** Start Material shown **

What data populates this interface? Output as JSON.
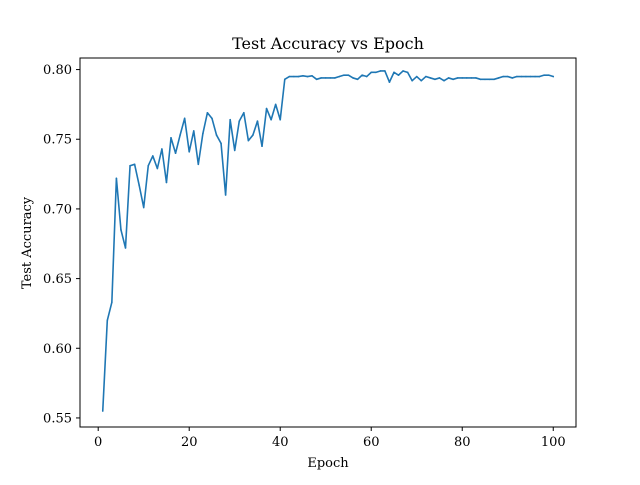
{
  "chart_data": {
    "type": "line",
    "title": "Test Accuracy vs Epoch",
    "xlabel": "Epoch",
    "ylabel": "Test Accuracy",
    "xlim": [
      -4,
      105
    ],
    "ylim": [
      0.5435,
      0.8083
    ],
    "grid": false,
    "xticks": [
      0,
      20,
      40,
      60,
      80,
      100
    ],
    "xtick_labels": [
      "0",
      "20",
      "40",
      "60",
      "80",
      "100"
    ],
    "yticks": [
      0.55,
      0.6,
      0.65,
      0.7,
      0.75,
      0.8
    ],
    "ytick_labels": [
      "0.55",
      "0.60",
      "0.65",
      "0.70",
      "0.75",
      "0.80"
    ],
    "series": [
      {
        "color": "#1f77b4",
        "x": [
          1,
          2,
          3,
          4,
          5,
          6,
          7,
          8,
          9,
          10,
          11,
          12,
          13,
          14,
          15,
          16,
          17,
          18,
          19,
          20,
          21,
          22,
          23,
          24,
          25,
          26,
          27,
          28,
          29,
          30,
          31,
          32,
          33,
          34,
          35,
          36,
          37,
          38,
          39,
          40,
          41,
          42,
          43,
          44,
          45,
          46,
          47,
          48,
          49,
          50,
          51,
          52,
          53,
          54,
          55,
          56,
          57,
          58,
          59,
          60,
          61,
          62,
          63,
          64,
          65,
          66,
          67,
          68,
          69,
          70,
          71,
          72,
          73,
          74,
          75,
          76,
          77,
          78,
          79,
          80,
          81,
          82,
          83,
          84,
          85,
          86,
          87,
          88,
          89,
          90,
          91,
          92,
          93,
          94,
          95,
          96,
          97,
          98,
          99,
          100
        ],
        "y": [
          0.555,
          0.62,
          0.633,
          0.722,
          0.685,
          0.672,
          0.731,
          0.732,
          0.717,
          0.701,
          0.731,
          0.738,
          0.729,
          0.743,
          0.719,
          0.751,
          0.74,
          0.753,
          0.765,
          0.741,
          0.756,
          0.732,
          0.754,
          0.769,
          0.765,
          0.753,
          0.747,
          0.71,
          0.764,
          0.742,
          0.763,
          0.769,
          0.749,
          0.753,
          0.763,
          0.745,
          0.772,
          0.764,
          0.775,
          0.764,
          0.793,
          0.795,
          0.795,
          0.795,
          0.7955,
          0.795,
          0.7955,
          0.793,
          0.794,
          0.794,
          0.794,
          0.794,
          0.795,
          0.796,
          0.796,
          0.794,
          0.793,
          0.796,
          0.795,
          0.798,
          0.798,
          0.799,
          0.799,
          0.791,
          0.798,
          0.796,
          0.799,
          0.798,
          0.792,
          0.795,
          0.792,
          0.795,
          0.794,
          0.793,
          0.794,
          0.792,
          0.794,
          0.793,
          0.794,
          0.794,
          0.794,
          0.794,
          0.794,
          0.793,
          0.793,
          0.793,
          0.793,
          0.794,
          0.795,
          0.795,
          0.794,
          0.795,
          0.795,
          0.795,
          0.795,
          0.795,
          0.795,
          0.796,
          0.796,
          0.795
        ]
      }
    ]
  }
}
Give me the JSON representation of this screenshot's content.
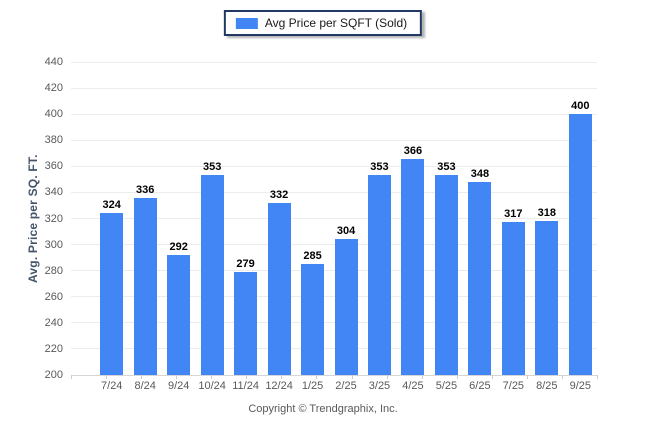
{
  "legend": {
    "label": "Avg Price per SQFT (Sold)",
    "swatch_color": "#4285f4"
  },
  "footer": {
    "copyright": "Copyright © Trendgraphix, Inc."
  },
  "colors": {
    "bar": "#4285f4",
    "grid": "#ececec",
    "axis_line": "#d6d6d6",
    "tick_mark": "#cccccc",
    "tick_text": "#595959",
    "value_text": "#000000",
    "axis_title": "#44546a",
    "legend_border": "#1f3864",
    "footer_text": "#595959"
  },
  "chart_data": {
    "type": "bar",
    "title": "Avg Price per SQFT (Sold)",
    "categories": [
      "7/24",
      "8/24",
      "9/24",
      "10/24",
      "11/24",
      "12/24",
      "1/25",
      "2/25",
      "3/25",
      "4/25",
      "5/25",
      "6/25",
      "7/25",
      "8/25",
      "9/25"
    ],
    "values": [
      324,
      336,
      292,
      353,
      279,
      332,
      285,
      304,
      353,
      366,
      353,
      348,
      317,
      318,
      400
    ],
    "xlabel": "",
    "ylabel": "Avg. Price per SQ. FT.",
    "ylim": [
      200,
      440
    ],
    "ytick_step": 20,
    "grid": "horizontal",
    "legend_position": "top-center",
    "data_labels": "above-bars"
  }
}
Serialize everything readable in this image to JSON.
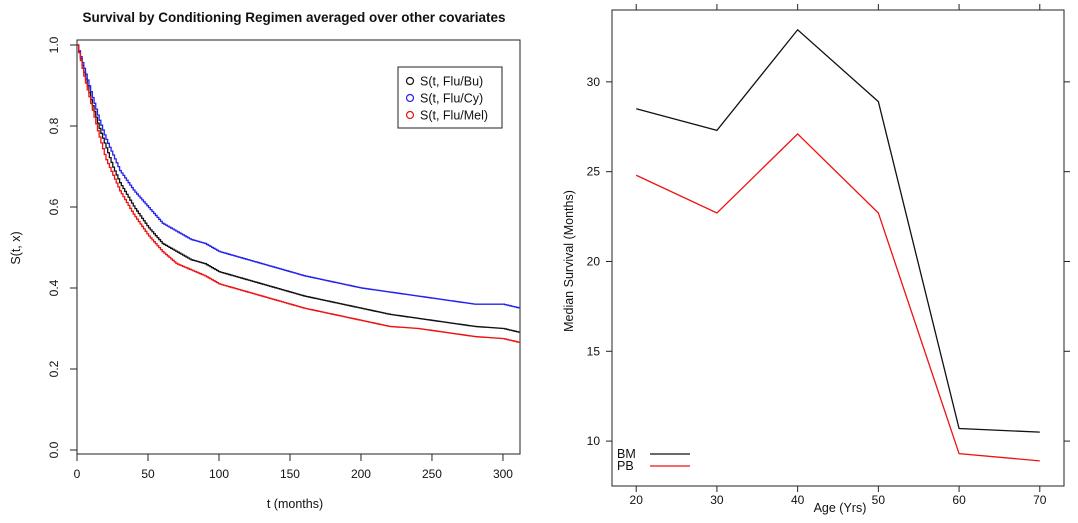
{
  "chart_data": [
    {
      "type": "line",
      "title": "Survival by Conditioning Regimen averaged over other covariates",
      "xlabel": "t (months)",
      "ylabel": "S(t, x)",
      "xlim": [
        0,
        312
      ],
      "ylim": [
        0,
        1
      ],
      "xticks": [
        0,
        50,
        100,
        150,
        200,
        250,
        300
      ],
      "yticks": [
        0.0,
        0.2,
        0.4,
        0.6,
        0.8,
        1.0
      ],
      "ytick_labels": [
        "0.0",
        "0.2",
        "0.4",
        "0.6",
        "0.8",
        "1.0"
      ],
      "legend_position": "top-right",
      "grid": false,
      "series": [
        {
          "name": "S(t, Flu/Bu)",
          "color": "#111111",
          "marker": "circle",
          "x": [
            0,
            5,
            10,
            15,
            20,
            25,
            30,
            40,
            50,
            60,
            70,
            80,
            90,
            100,
            120,
            140,
            160,
            180,
            200,
            220,
            240,
            260,
            280,
            300,
            312
          ],
          "y": [
            1.0,
            0.93,
            0.86,
            0.8,
            0.75,
            0.7,
            0.66,
            0.6,
            0.55,
            0.51,
            0.49,
            0.47,
            0.46,
            0.44,
            0.42,
            0.4,
            0.38,
            0.365,
            0.35,
            0.335,
            0.325,
            0.315,
            0.305,
            0.3,
            0.29
          ]
        },
        {
          "name": "S(t, Flu/Cy)",
          "color": "#2222ee",
          "marker": "circle",
          "x": [
            0,
            5,
            10,
            15,
            20,
            25,
            30,
            40,
            50,
            60,
            70,
            80,
            90,
            100,
            120,
            140,
            160,
            180,
            200,
            220,
            240,
            260,
            280,
            300,
            312
          ],
          "y": [
            1.0,
            0.94,
            0.88,
            0.82,
            0.77,
            0.73,
            0.69,
            0.64,
            0.6,
            0.56,
            0.54,
            0.52,
            0.51,
            0.49,
            0.47,
            0.45,
            0.43,
            0.415,
            0.4,
            0.39,
            0.38,
            0.37,
            0.36,
            0.36,
            0.35
          ]
        },
        {
          "name": "S(t, Flu/Mel)",
          "color": "#ee1111",
          "marker": "circle",
          "x": [
            0,
            5,
            10,
            15,
            20,
            25,
            30,
            40,
            50,
            60,
            70,
            80,
            90,
            100,
            120,
            140,
            160,
            180,
            200,
            220,
            240,
            260,
            280,
            300,
            312
          ],
          "y": [
            1.0,
            0.92,
            0.85,
            0.78,
            0.72,
            0.68,
            0.64,
            0.58,
            0.53,
            0.49,
            0.46,
            0.445,
            0.43,
            0.41,
            0.39,
            0.37,
            0.35,
            0.335,
            0.32,
            0.305,
            0.3,
            0.29,
            0.28,
            0.275,
            0.265
          ]
        }
      ]
    },
    {
      "type": "line",
      "title": "",
      "xlabel": "Age (Yrs)",
      "ylabel": "Median Survival (Months)",
      "xlim": [
        17,
        73
      ],
      "ylim": [
        7.5,
        34
      ],
      "xticks": [
        20,
        30,
        40,
        50,
        60,
        70
      ],
      "yticks": [
        10,
        15,
        20,
        25,
        30
      ],
      "legend_position": "bottom-left",
      "grid": false,
      "series": [
        {
          "name": "BM",
          "color": "#111111",
          "x": [
            20,
            30,
            40,
            50,
            60,
            70
          ],
          "y": [
            28.5,
            27.3,
            32.9,
            28.9,
            10.7,
            10.5
          ]
        },
        {
          "name": "PB",
          "color": "#ee1111",
          "x": [
            20,
            30,
            40,
            50,
            60,
            70
          ],
          "y": [
            24.8,
            22.7,
            27.1,
            22.7,
            9.3,
            8.9
          ]
        }
      ]
    }
  ]
}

** End Material shown **

### Instructions for the task
Find and copy each line above that includes the string "SQFT".

### Answer to this task
    "label": "Avg Price per SQFT (Sold)",
    "title": "Avg Price per SQFT (Sold)",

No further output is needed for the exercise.